# START OF INFORMATION SUPPLIED
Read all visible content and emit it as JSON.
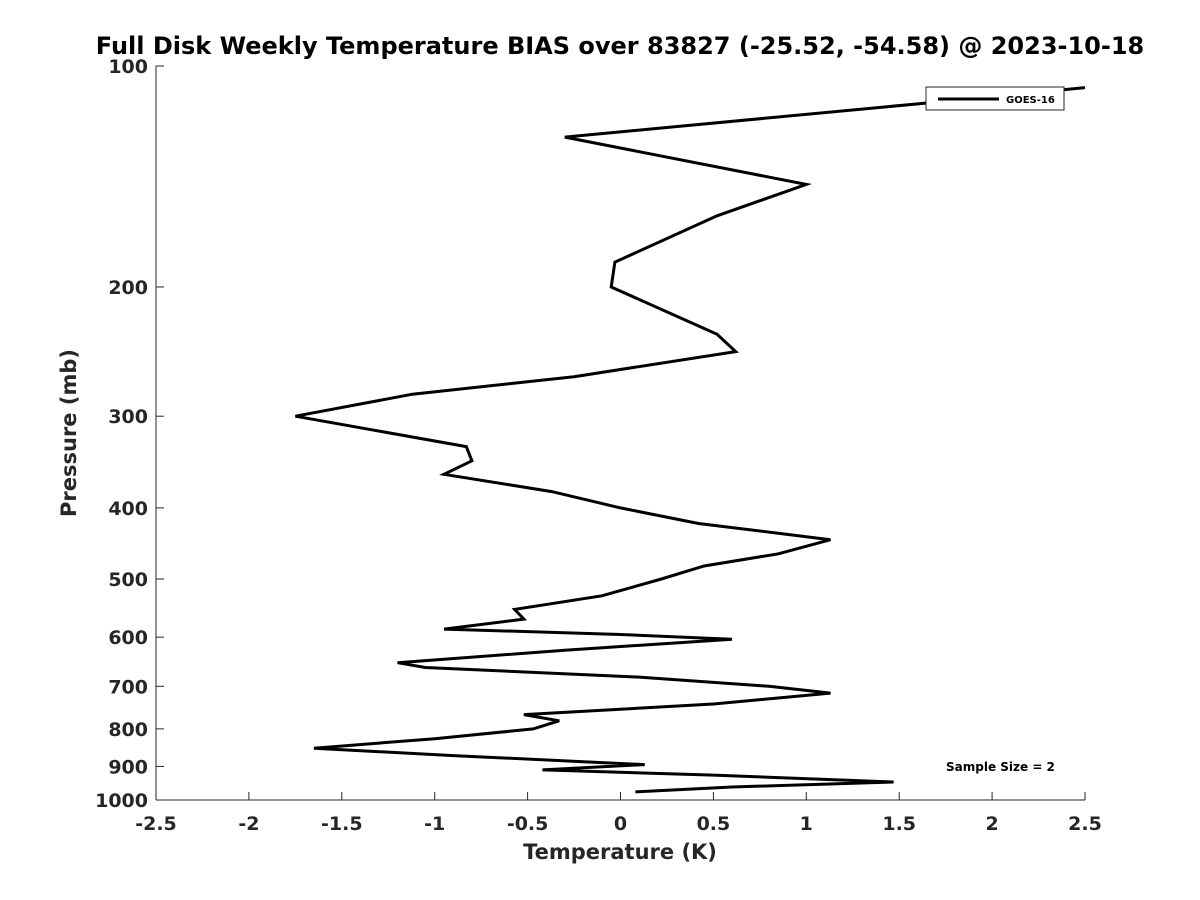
{
  "chart_data": {
    "type": "line",
    "title": "Full Disk Weekly Temperature BIAS over 83827 (-25.52, -54.58) @ 2023-10-18",
    "xlabel": "Temperature (K)",
    "ylabel": "Pressure (mb)",
    "xlim": [
      -2.5,
      2.5
    ],
    "ylim": [
      100,
      1000
    ],
    "yscale": "log",
    "yreversed": true,
    "grid": false,
    "legend_position": "top-right",
    "x_ticks": [
      -2.5,
      -2,
      -1.5,
      -1,
      -0.5,
      0,
      0.5,
      1,
      1.5,
      2,
      2.5
    ],
    "x_tick_labels": [
      "-2.5",
      "-2",
      "-1.5",
      "-1",
      "-0.5",
      "0",
      "0.5",
      "1",
      "1.5",
      "2",
      "2.5"
    ],
    "y_ticks": [
      100,
      200,
      300,
      400,
      500,
      600,
      700,
      800,
      900,
      1000
    ],
    "y_tick_labels": [
      "100",
      "200",
      "300",
      "400",
      "500",
      "600",
      "700",
      "800",
      "900",
      "1000"
    ],
    "series": [
      {
        "name": "GOES-16",
        "color": "#000000",
        "points": [
          {
            "x": 0.08,
            "p": 975
          },
          {
            "x": 0.6,
            "p": 960
          },
          {
            "x": 1.47,
            "p": 945
          },
          {
            "x": 0.5,
            "p": 925
          },
          {
            "x": -0.42,
            "p": 910
          },
          {
            "x": 0.13,
            "p": 895
          },
          {
            "x": -0.9,
            "p": 870
          },
          {
            "x": -1.65,
            "p": 850
          },
          {
            "x": -1.0,
            "p": 825
          },
          {
            "x": -0.47,
            "p": 800
          },
          {
            "x": -0.33,
            "p": 780
          },
          {
            "x": -0.52,
            "p": 765
          },
          {
            "x": 0.5,
            "p": 740
          },
          {
            "x": 1.13,
            "p": 715
          },
          {
            "x": 0.8,
            "p": 700
          },
          {
            "x": 0.1,
            "p": 680
          },
          {
            "x": -1.05,
            "p": 660
          },
          {
            "x": -1.2,
            "p": 650
          },
          {
            "x": -0.3,
            "p": 625
          },
          {
            "x": 0.6,
            "p": 604
          },
          {
            "x": 0.0,
            "p": 595
          },
          {
            "x": -0.95,
            "p": 585
          },
          {
            "x": -0.52,
            "p": 567
          },
          {
            "x": -0.57,
            "p": 550
          },
          {
            "x": -0.1,
            "p": 527
          },
          {
            "x": 0.22,
            "p": 500
          },
          {
            "x": 0.45,
            "p": 480
          },
          {
            "x": 0.85,
            "p": 462
          },
          {
            "x": 1.13,
            "p": 442
          },
          {
            "x": 0.42,
            "p": 420
          },
          {
            "x": 0.0,
            "p": 400
          },
          {
            "x": -0.37,
            "p": 380
          },
          {
            "x": -0.95,
            "p": 360
          },
          {
            "x": -0.8,
            "p": 345
          },
          {
            "x": -0.83,
            "p": 330
          },
          {
            "x": -1.75,
            "p": 300
          },
          {
            "x": -1.12,
            "p": 280
          },
          {
            "x": -0.25,
            "p": 265
          },
          {
            "x": 0.62,
            "p": 245
          },
          {
            "x": 0.52,
            "p": 232
          },
          {
            "x": -0.05,
            "p": 200
          },
          {
            "x": -0.03,
            "p": 185
          },
          {
            "x": 0.52,
            "p": 160
          },
          {
            "x": 1.0,
            "p": 145
          },
          {
            "x": -0.3,
            "p": 125
          },
          {
            "x": 1.7,
            "p": 112
          },
          {
            "x": 2.5,
            "p": 107
          }
        ]
      }
    ],
    "annotation": "Sample Size = 2"
  }
}
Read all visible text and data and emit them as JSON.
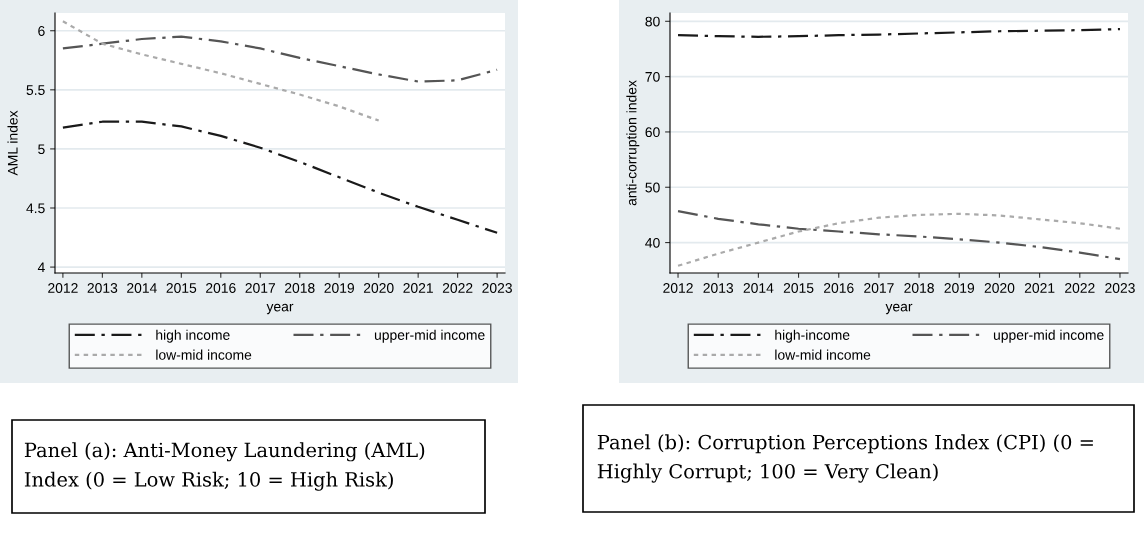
{
  "chart_data": [
    {
      "type": "line",
      "xlabel": "year",
      "ylabel": "AML index",
      "x": [
        2012,
        2013,
        2014,
        2015,
        2016,
        2017,
        2018,
        2019,
        2020,
        2021,
        2022,
        2023
      ],
      "xlim": [
        2011.8,
        2023.2
      ],
      "xticks": [
        2012,
        2013,
        2014,
        2015,
        2016,
        2017,
        2018,
        2019,
        2020,
        2021,
        2022,
        2023
      ],
      "ylim": [
        3.95,
        6.15
      ],
      "yticks": [
        4,
        4.5,
        5,
        5.5,
        6
      ],
      "grid": "y",
      "legend": "bottom",
      "series": [
        {
          "name": "high income",
          "color": "#1a1a1a",
          "line_style": "dashed",
          "values": [
            5.18,
            5.23,
            5.23,
            5.19,
            5.11,
            5.01,
            4.89,
            4.76,
            4.63,
            4.51,
            4.4,
            4.29
          ]
        },
        {
          "name": "upper-mid income",
          "color": "#555555",
          "line_style": "dashed",
          "values": [
            5.85,
            5.89,
            5.93,
            5.95,
            5.91,
            5.85,
            5.77,
            5.7,
            5.63,
            5.57,
            5.58,
            5.67
          ]
        },
        {
          "name": "low-mid income",
          "color": "#aaaaaa",
          "line_style": "dotted",
          "values": [
            6.08,
            5.89,
            5.8,
            5.72,
            5.64,
            5.55,
            5.46,
            5.36,
            5.24,
            null,
            null,
            null
          ]
        }
      ],
      "annotations": [
        "Panel (a): Anti-Money Laundering (AML) Index (0 = Low Risk; 10 = High Risk)"
      ]
    },
    {
      "type": "line",
      "xlabel": "year",
      "ylabel": "anti-corruption index",
      "x": [
        2012,
        2013,
        2014,
        2015,
        2016,
        2017,
        2018,
        2019,
        2020,
        2021,
        2022,
        2023
      ],
      "xlim": [
        2011.8,
        2023.2
      ],
      "xticks": [
        2012,
        2013,
        2014,
        2015,
        2016,
        2017,
        2018,
        2019,
        2020,
        2021,
        2022,
        2023
      ],
      "ylim": [
        34.5,
        81.5
      ],
      "yticks": [
        40,
        50,
        60,
        70,
        80
      ],
      "grid": "y",
      "legend": "bottom",
      "series": [
        {
          "name": "high-income",
          "color": "#1a1a1a",
          "line_style": "dashed",
          "values": [
            77.5,
            77.3,
            77.2,
            77.3,
            77.5,
            77.6,
            77.8,
            78.0,
            78.2,
            78.3,
            78.4,
            78.6
          ]
        },
        {
          "name": "upper-mid income",
          "color": "#555555",
          "line_style": "dashed",
          "values": [
            45.7,
            44.3,
            43.3,
            42.5,
            42.0,
            41.5,
            41.1,
            40.6,
            40.0,
            39.2,
            38.2,
            37.0
          ]
        },
        {
          "name": "low-mid income",
          "color": "#aaaaaa",
          "line_style": "dotted",
          "values": [
            35.8,
            38.0,
            40.0,
            42.0,
            43.5,
            44.5,
            45.0,
            45.2,
            44.9,
            44.2,
            43.5,
            42.5
          ]
        }
      ],
      "annotations": [
        "Panel (b): Corruption Perceptions Index (CPI) (0 = Highly Corrupt; 100 = Very Clean)"
      ]
    }
  ]
}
# END OF INFORMATION SUPPLIED
Print every record above exactly as written, leaving out the pictures.

Read all visible content and emit it as JSON.
{
  "chart_data": {
    "type": "line",
    "title": "Full Disk Weekly Temperature BIAS over 83827 (-25.52, -54.58) @ 2023-10-18",
    "xlabel": "Temperature (K)",
    "ylabel": "Pressure (mb)",
    "xlim": [
      -2.5,
      2.5
    ],
    "ylim": [
      100,
      1000
    ],
    "yscale": "log",
    "yreversed": true,
    "grid": false,
    "legend_position": "top-right",
    "x_ticks": [
      -2.5,
      -2,
      -1.5,
      -1,
      -0.5,
      0,
      0.5,
      1,
      1.5,
      2,
      2.5
    ],
    "x_tick_labels": [
      "-2.5",
      "-2",
      "-1.5",
      "-1",
      "-0.5",
      "0",
      "0.5",
      "1",
      "1.5",
      "2",
      "2.5"
    ],
    "y_ticks": [
      100,
      200,
      300,
      400,
      500,
      600,
      700,
      800,
      900,
      1000
    ],
    "y_tick_labels": [
      "100",
      "200",
      "300",
      "400",
      "500",
      "600",
      "700",
      "800",
      "900",
      "1000"
    ],
    "series": [
      {
        "name": "GOES-16",
        "color": "#000000",
        "points": [
          {
            "x": 0.08,
            "p": 975
          },
          {
            "x": 0.6,
            "p": 960
          },
          {
            "x": 1.47,
            "p": 945
          },
          {
            "x": 0.5,
            "p": 925
          },
          {
            "x": -0.42,
            "p": 910
          },
          {
            "x": 0.13,
            "p": 895
          },
          {
            "x": -0.9,
            "p": 870
          },
          {
            "x": -1.65,
            "p": 850
          },
          {
            "x": -1.0,
            "p": 825
          },
          {
            "x": -0.47,
            "p": 800
          },
          {
            "x": -0.33,
            "p": 780
          },
          {
            "x": -0.52,
            "p": 765
          },
          {
            "x": 0.5,
            "p": 740
          },
          {
            "x": 1.13,
            "p": 715
          },
          {
            "x": 0.8,
            "p": 700
          },
          {
            "x": 0.1,
            "p": 680
          },
          {
            "x": -1.05,
            "p": 660
          },
          {
            "x": -1.2,
            "p": 650
          },
          {
            "x": -0.3,
            "p": 625
          },
          {
            "x": 0.6,
            "p": 604
          },
          {
            "x": 0.0,
            "p": 595
          },
          {
            "x": -0.95,
            "p": 585
          },
          {
            "x": -0.52,
            "p": 567
          },
          {
            "x": -0.57,
            "p": 550
          },
          {
            "x": -0.1,
            "p": 527
          },
          {
            "x": 0.22,
            "p": 500
          },
          {
            "x": 0.45,
            "p": 480
          },
          {
            "x": 0.85,
            "p": 462
          },
          {
            "x": 1.13,
            "p": 442
          },
          {
            "x": 0.42,
            "p": 420
          },
          {
            "x": 0.0,
            "p": 400
          },
          {
            "x": -0.37,
            "p": 380
          },
          {
            "x": -0.95,
            "p": 360
          },
          {
            "x": -0.8,
            "p": 345
          },
          {
            "x": -0.83,
            "p": 330
          },
          {
            "x": -1.75,
            "p": 300
          },
          {
            "x": -1.12,
            "p": 280
          },
          {
            "x": -0.25,
            "p": 265
          },
          {
            "x": 0.62,
            "p": 245
          },
          {
            "x": 0.52,
            "p": 232
          },
          {
            "x": -0.05,
            "p": 200
          },
          {
            "x": -0.03,
            "p": 185
          },
          {
            "x": 0.52,
            "p": 160
          },
          {
            "x": 1.0,
            "p": 145
          },
          {
            "x": -0.3,
            "p": 125
          },
          {
            "x": 1.7,
            "p": 112
          },
          {
            "x": 2.5,
            "p": 107
          }
        ]
      }
    ],
    "annotation": "Sample Size = 2"
  }
}
Read all visible text and data and emit them as JSON.
{
  "chart_data": [
    {
      "type": "line",
      "xlabel": "year",
      "ylabel": "AML index",
      "x": [
        2012,
        2013,
        2014,
        2015,
        2016,
        2017,
        2018,
        2019,
        2020,
        2021,
        2022,
        2023
      ],
      "xlim": [
        2011.8,
        2023.2
      ],
      "xticks": [
        2012,
        2013,
        2014,
        2015,
        2016,
        2017,
        2018,
        2019,
        2020,
        2021,
        2022,
        2023
      ],
      "ylim": [
        3.95,
        6.15
      ],
      "yticks": [
        4,
        4.5,
        5,
        5.5,
        6
      ],
      "grid": "y",
      "legend": "bottom",
      "series": [
        {
          "name": "high income",
          "color": "#1a1a1a",
          "line_style": "dashed",
          "values": [
            5.18,
            5.23,
            5.23,
            5.19,
            5.11,
            5.01,
            4.89,
            4.76,
            4.63,
            4.51,
            4.4,
            4.29
          ]
        },
        {
          "name": "upper-mid income",
          "color": "#555555",
          "line_style": "dashed",
          "values": [
            5.85,
            5.89,
            5.93,
            5.95,
            5.91,
            5.85,
            5.77,
            5.7,
            5.63,
            5.57,
            5.58,
            5.67
          ]
        },
        {
          "name": "low-mid income",
          "color": "#aaaaaa",
          "line_style": "dotted",
          "values": [
            6.08,
            5.89,
            5.8,
            5.72,
            5.64,
            5.55,
            5.46,
            5.36,
            5.24,
            null,
            null,
            null
          ]
        }
      ],
      "annotations": [
        "Panel (a): Anti-Money Laundering (AML) Index (0 = Low Risk; 10 = High Risk)"
      ]
    },
    {
      "type": "line",
      "xlabel": "year",
      "ylabel": "anti-corruption index",
      "x": [
        2012,
        2013,
        2014,
        2015,
        2016,
        2017,
        2018,
        2019,
        2020,
        2021,
        2022,
        2023
      ],
      "xlim": [
        2011.8,
        2023.2
      ],
      "xticks": [
        2012,
        2013,
        2014,
        2015,
        2016,
        2017,
        2018,
        2019,
        2020,
        2021,
        2022,
        2023
      ],
      "ylim": [
        34.5,
        81.5
      ],
      "yticks": [
        40,
        50,
        60,
        70,
        80
      ],
      "grid": "y",
      "legend": "bottom",
      "series": [
        {
          "name": "high-income",
          "color": "#1a1a1a",
          "line_style": "dashed",
          "values": [
            77.5,
            77.3,
            77.2,
            77.3,
            77.5,
            77.6,
            77.8,
            78.0,
            78.2,
            78.3,
            78.4,
            78.6
          ]
        },
        {
          "name": "upper-mid income",
          "color": "#555555",
          "line_style": "dashed",
          "values": [
            45.7,
            44.3,
            43.3,
            42.5,
            42.0,
            41.5,
            41.1,
            40.6,
            40.0,
            39.2,
            38.2,
            37.0
          ]
        },
        {
          "name": "low-mid income",
          "color": "#aaaaaa",
          "line_style": "dotted",
          "values": [
            35.8,
            38.0,
            40.0,
            42.0,
            43.5,
            44.5,
            45.0,
            45.2,
            44.9,
            44.2,
            43.5,
            42.5
          ]
        }
      ],
      "annotations": [
        "Panel (b): Corruption Perceptions Index (CPI) (0 = Highly Corrupt; 100 = Very Clean)"
      ]
    }
  ]
}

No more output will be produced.